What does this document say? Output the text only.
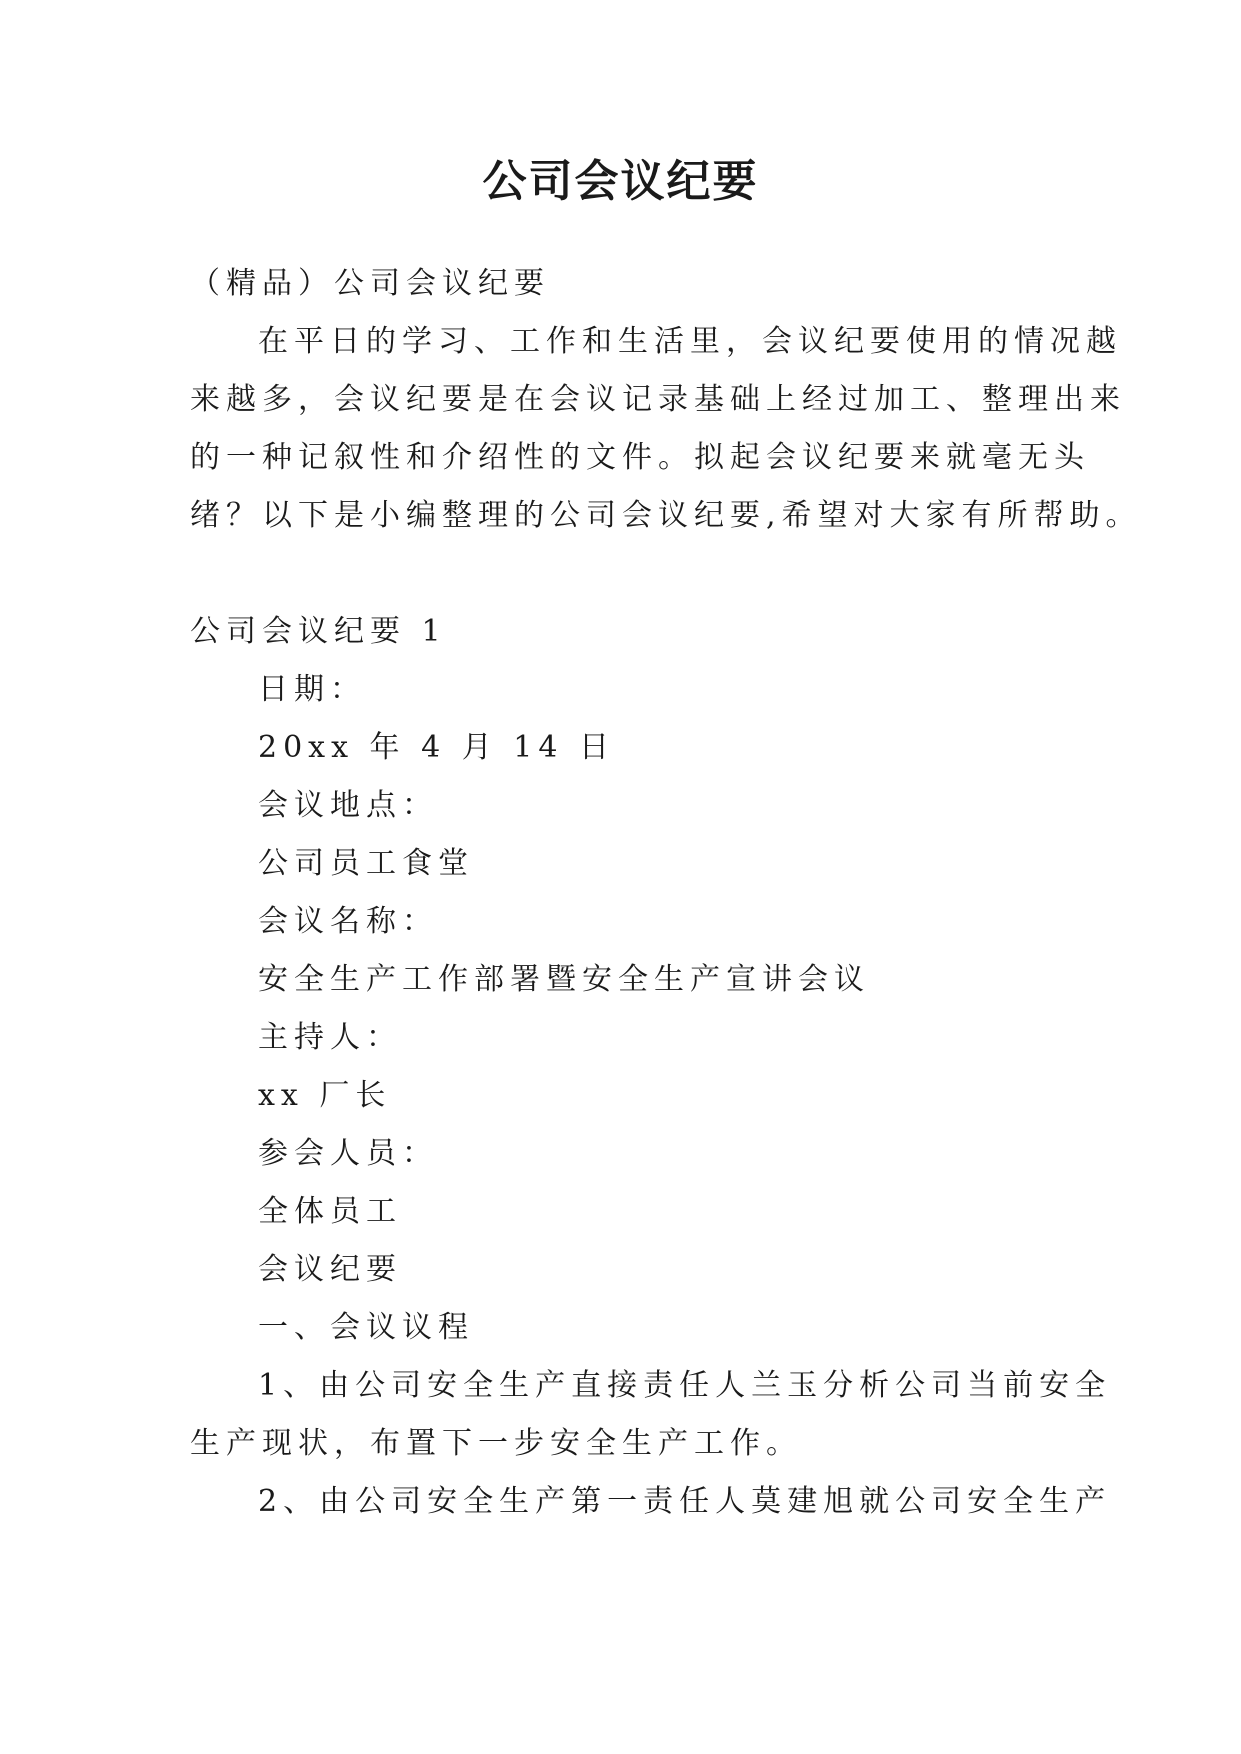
公司会议纪要
（精品）公司会议纪要
在平日的学习、工作和生活里，会议纪要使用的情况越
来越多，会议纪要是在会议记录基础上经过加工、整理出来
的一种记叙性和介绍性的文件。拟起会议纪要来就毫无头
绪？以下是小编整理的公司会议纪要,希望对大家有所帮助。
公司会议纪要 1
日期：
20xx 年 4 月 14 日
会议地点：
公司员工食堂
会议名称：
安全生产工作部署暨安全生产宣讲会议
主持人：
xx 厂长
参会人员：
全体员工
会议纪要
一、会议议程
1、由公司安全生产直接责任人兰玉分析公司当前安全
生产现状，布置下一步安全生产工作。
2、由公司安全生产第一责任人莫建旭就公司安全生产
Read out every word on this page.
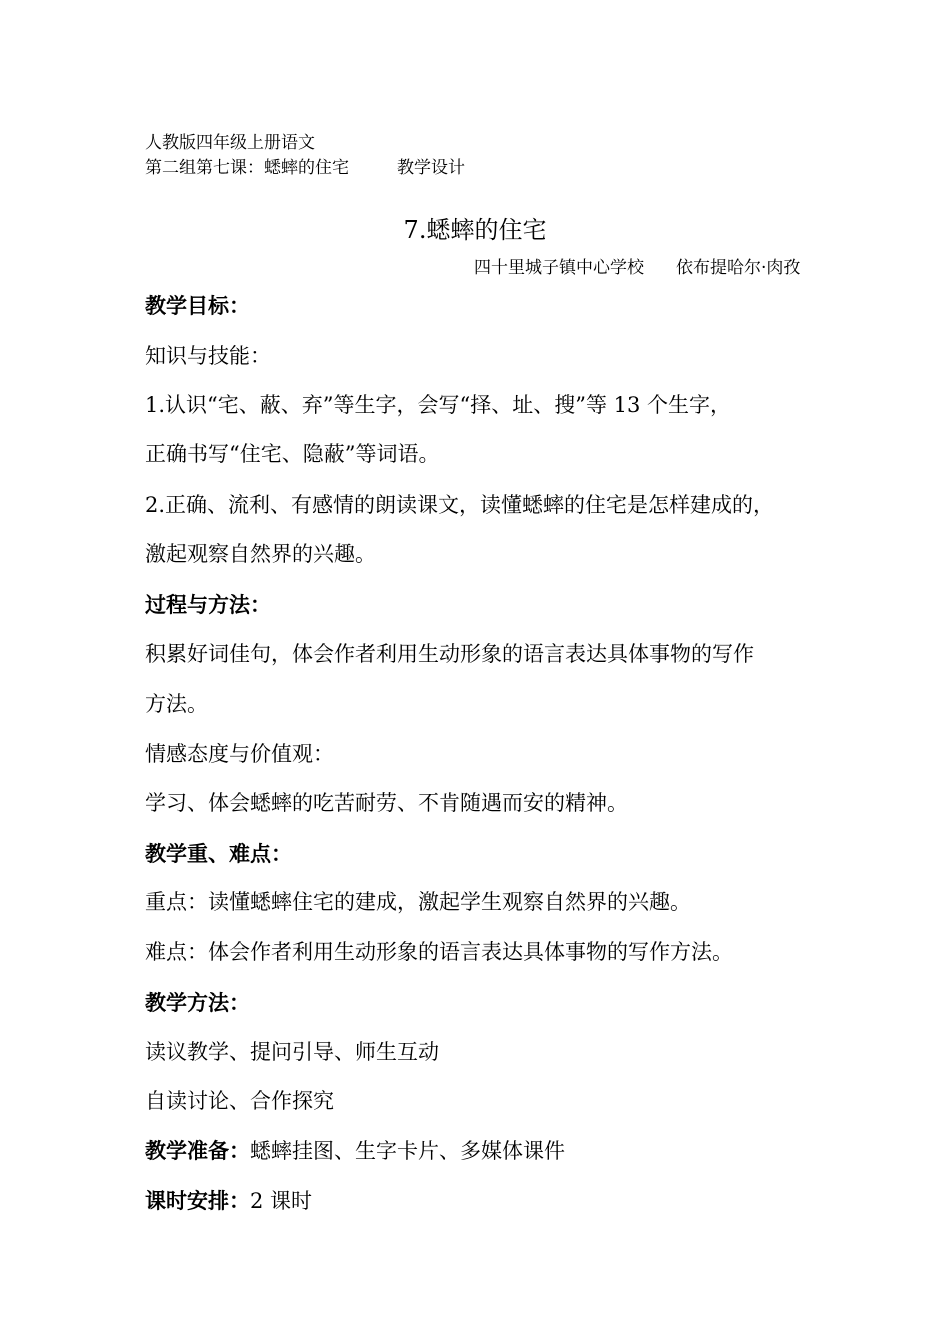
人教版四年级上册语文
第二组第七课：蟋蟀的住宅	教学设计
7.蟋蟀的住宅
四十里城子镇中心学校 依布提哈尔·肉孜
教学目标：
知识与技能：
1.认识“宅、蔽、弃”等生字，会写“择、址、搜”等 13 个生字，
正确书写“住宅、隐蔽”等词语。
2.正确、流利、有感情的朗读课文，读懂蟋蟀的住宅是怎样建成的，
激起观察自然界的兴趣。
过程与方法：
积累好词佳句，体会作者利用生动形象的语言表达具体事物的写作
方法。
情感态度与价值观：
学习、体会蟋蟀的吃苦耐劳、不肯随遇而安的精神。
教学重、难点：
重点：读懂蟋蟀住宅的建成，激起学生观察自然界的兴趣。
难点：体会作者利用生动形象的语言表达具体事物的写作方法。
教学方法：
读议教学、提问引导、师生互动
自读讨论、合作探究
教学准备：蟋蟀挂图、生字卡片、多媒体课件
课时安排：2 课时
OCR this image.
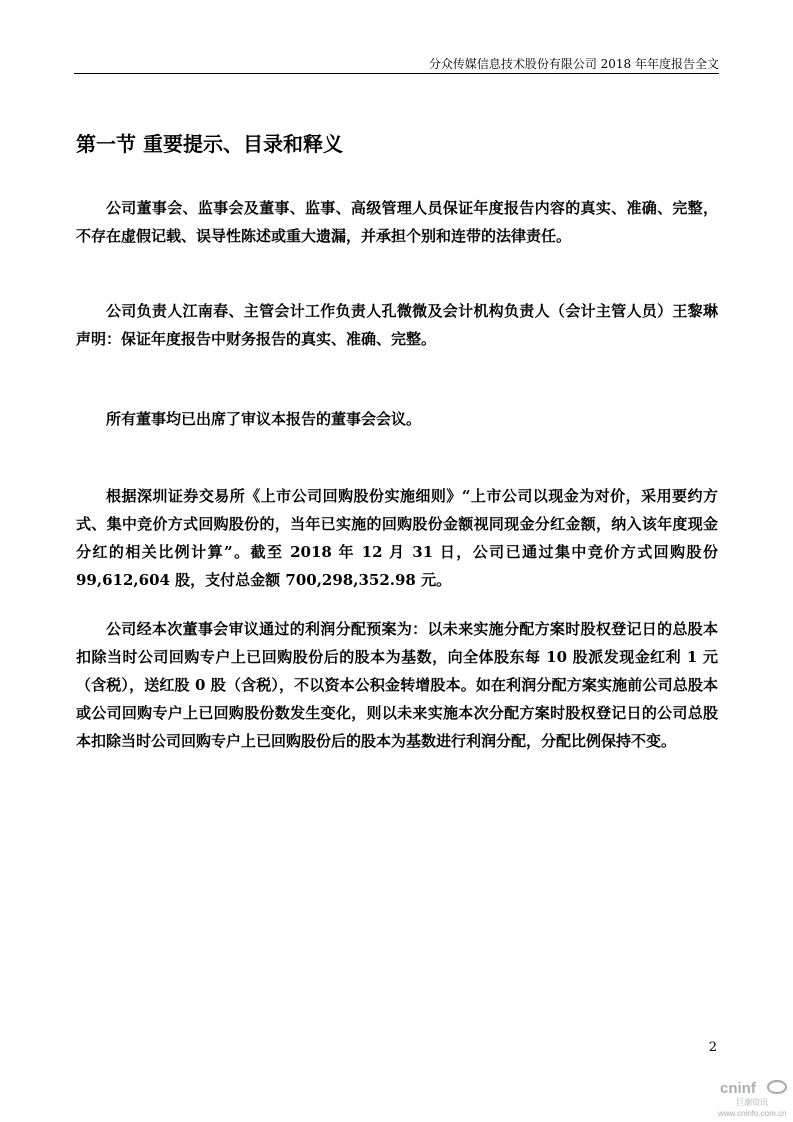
分众传媒信息技术股份有限公司 2018 年年度报告全文
第一节 重要提示、目录和释义

公司董事会、监事会及董事、监事、高级管理人员保证年度报告内容的真实、准确、完整，不存在虚假记载、误导性陈述或重大遗漏，并承担个别和连带的法律责任。

公司负责人江南春、主管会计工作负责人孔微微及会计机构负责人（会计主管人员）王黎琳声明：保证年度报告中财务报告的真实、准确、完整。

所有董事均已出席了审议本报告的董事会会议。

根据深圳证券交易所《上市公司回购股份实施细则》“上市公司以现金为对价，采用要约方式、集中竞价方式回购股份的，当年已实施的回购股份金额视同现金分红金额，纳入该年度现金分红的相关比例计算”。截至 2018 年 12 月 31 日，公司已通过集中竞价方式回购股份 99,612,604 股，支付总金额 700,298,352.98 元。

公司经本次董事会审议通过的利润分配预案为：以未来实施分配方案时股权登记日的总股本扣除当时公司回购专户上已回购股份后的股本为基数，向全体股东每 10 股派发现金红利 1 元（含税），送红股 0 股（含税），不以资本公积金转增股本。如在利润分配方案实施前公司总股本或公司回购专户上已回购股份数发生变化，则以未来实施本次分配方案时股权登记日的公司总股本扣除当时公司回购专户上已回购股份后的股本为基数进行利润分配，分配比例保持不变。

2
cninf
巨潮资讯
www.cninfo.com.cn
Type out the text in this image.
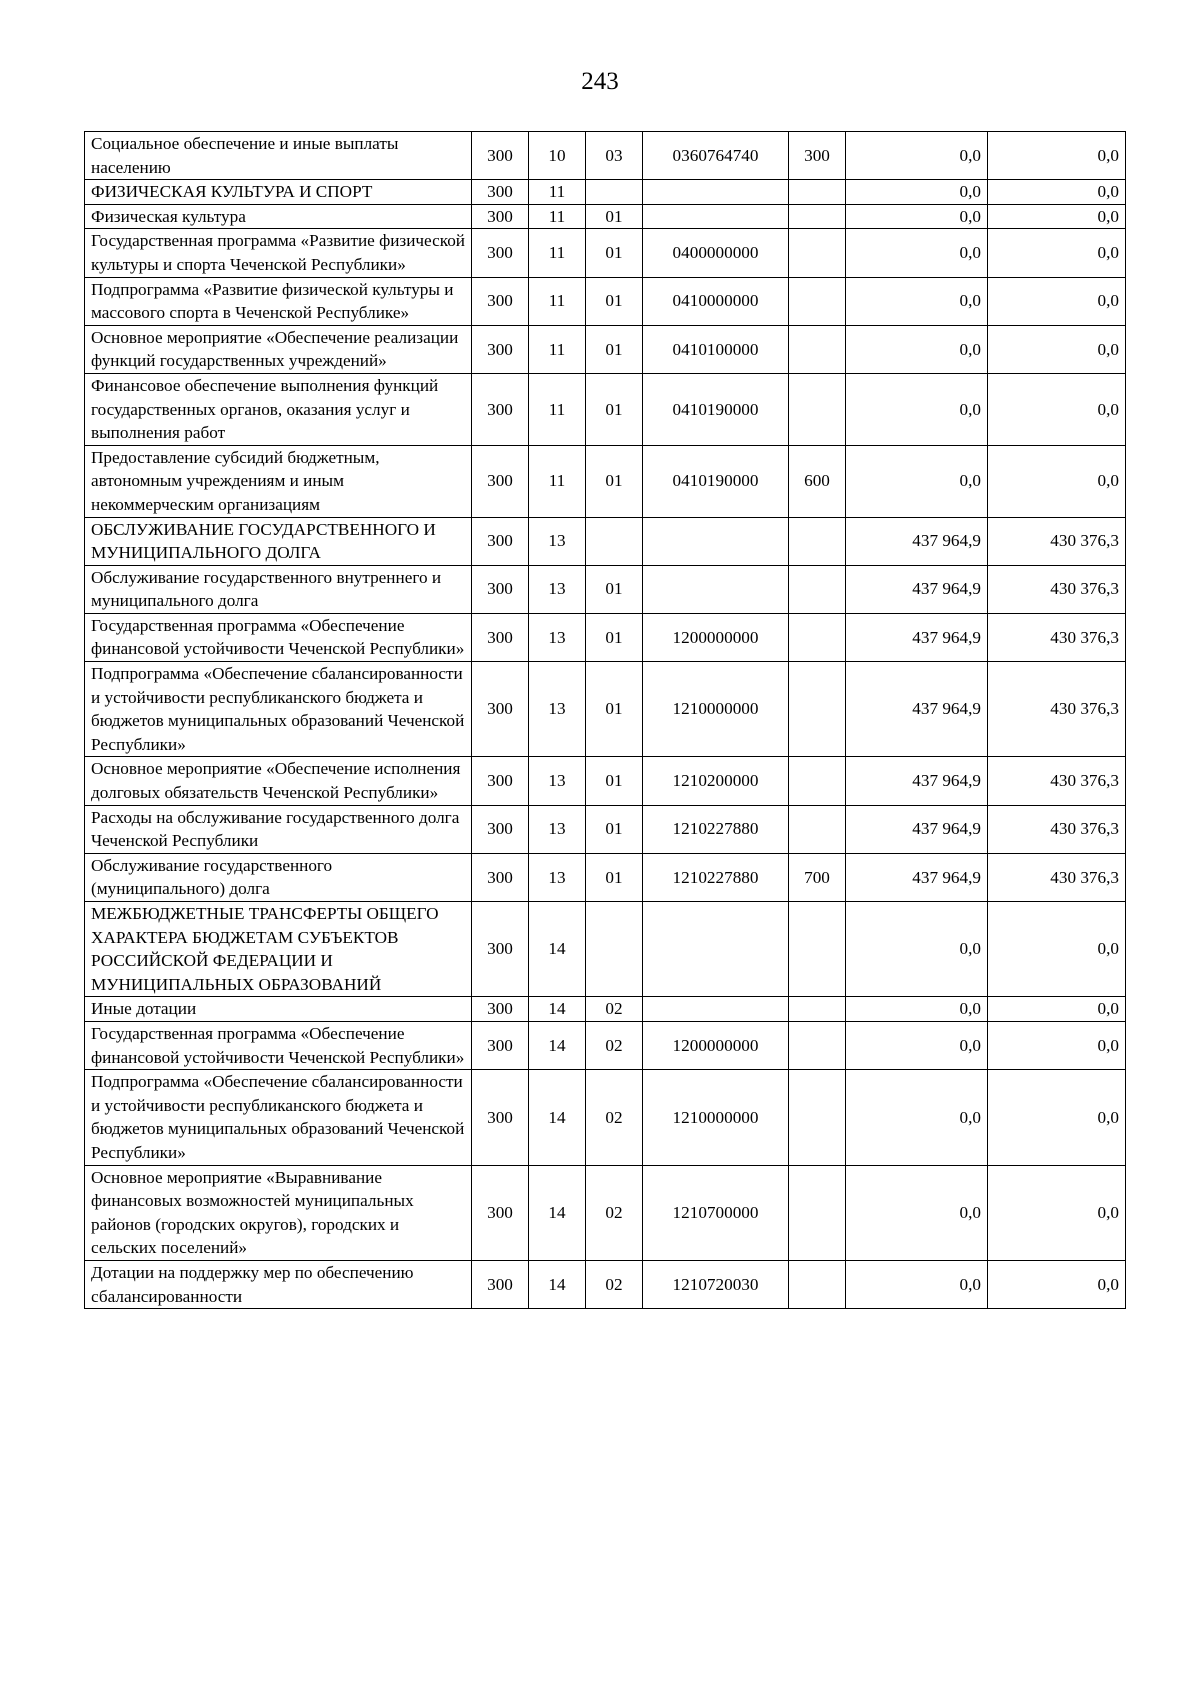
243
Социальное обеспечение и иные выплаты населению	300	10	03	0360764740	300	0,0	0,0
ФИЗИЧЕСКАЯ КУЛЬТУРА И СПОРТ	300	11				0,0	0,0
Физическая культура	300	11	01			0,0	0,0
Государственная программа «Развитие физической культуры и спорта Чеченской Республики»	300	11	01	0400000000		0,0	0,0
Подпрограмма «Развитие физической культуры и массового спорта в Чеченской Республике»	300	11	01	0410000000		0,0	0,0
Основное мероприятие «Обеспечение реализации функций государственных учреждений»	300	11	01	0410100000		0,0	0,0
Финансовое обеспечение выполнения функций государственных органов, оказания услуг и выполнения работ	300	11	01	0410190000		0,0	0,0
Предоставление субсидий бюджетным, автономным учреждениям и иным некоммерческим организациям	300	11	01	0410190000	600	0,0	0,0
ОБСЛУЖИВАНИЕ ГОСУДАРСТВЕННОГО И МУНИЦИПАЛЬНОГО ДОЛГА	300	13				437 964,9	430 376,3
Обслуживание государственного внутреннего и муниципального долга	300	13	01			437 964,9	430 376,3
Государственная программа «Обеспечение финансовой устойчивости Чеченской Республики»	300	13	01	1200000000		437 964,9	430 376,3
Подпрограмма «Обеспечение сбалансированности и устойчивости республиканского бюджета и бюджетов муниципальных образований Чеченской Республики»	300	13	01	1210000000		437 964,9	430 376,3
Основное мероприятие «Обеспечение исполнения долговых обязательств Чеченской Республики»	300	13	01	1210200000		437 964,9	430 376,3
Расходы на обслуживание государственного долга Чеченской Республики	300	13	01	1210227880		437 964,9	430 376,3
Обслуживание государственного (муниципального) долга	300	13	01	1210227880	700	437 964,9	430 376,3
МЕЖБЮДЖЕТНЫЕ ТРАНСФЕРТЫ ОБЩЕГО ХАРАКТЕРА БЮДЖЕТАМ СУБЪЕКТОВ РОССИЙСКОЙ ФЕДЕРАЦИИ И МУНИЦИПАЛЬНЫХ ОБРАЗОВАНИЙ	300	14				0,0	0,0
Иные дотации	300	14	02			0,0	0,0
Государственная программа «Обеспечение финансовой устойчивости Чеченской Республики»	300	14	02	1200000000		0,0	0,0
Подпрограмма «Обеспечение сбалансированности и устойчивости республиканского бюджета и бюджетов муниципальных образований Чеченской Республики»	300	14	02	1210000000		0,0	0,0
Основное мероприятие «Выравнивание финансовых возможностей муниципальных районов (городских округов), городских и сельских поселений»	300	14	02	1210700000		0,0	0,0
Дотации на поддержку мер по обеспечению сбалансированности	300	14	02	1210720030		0,0	0,0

* What is asked
Count every line of the material above that holds the string "государственных", then state only the total.

* Finished exercise
2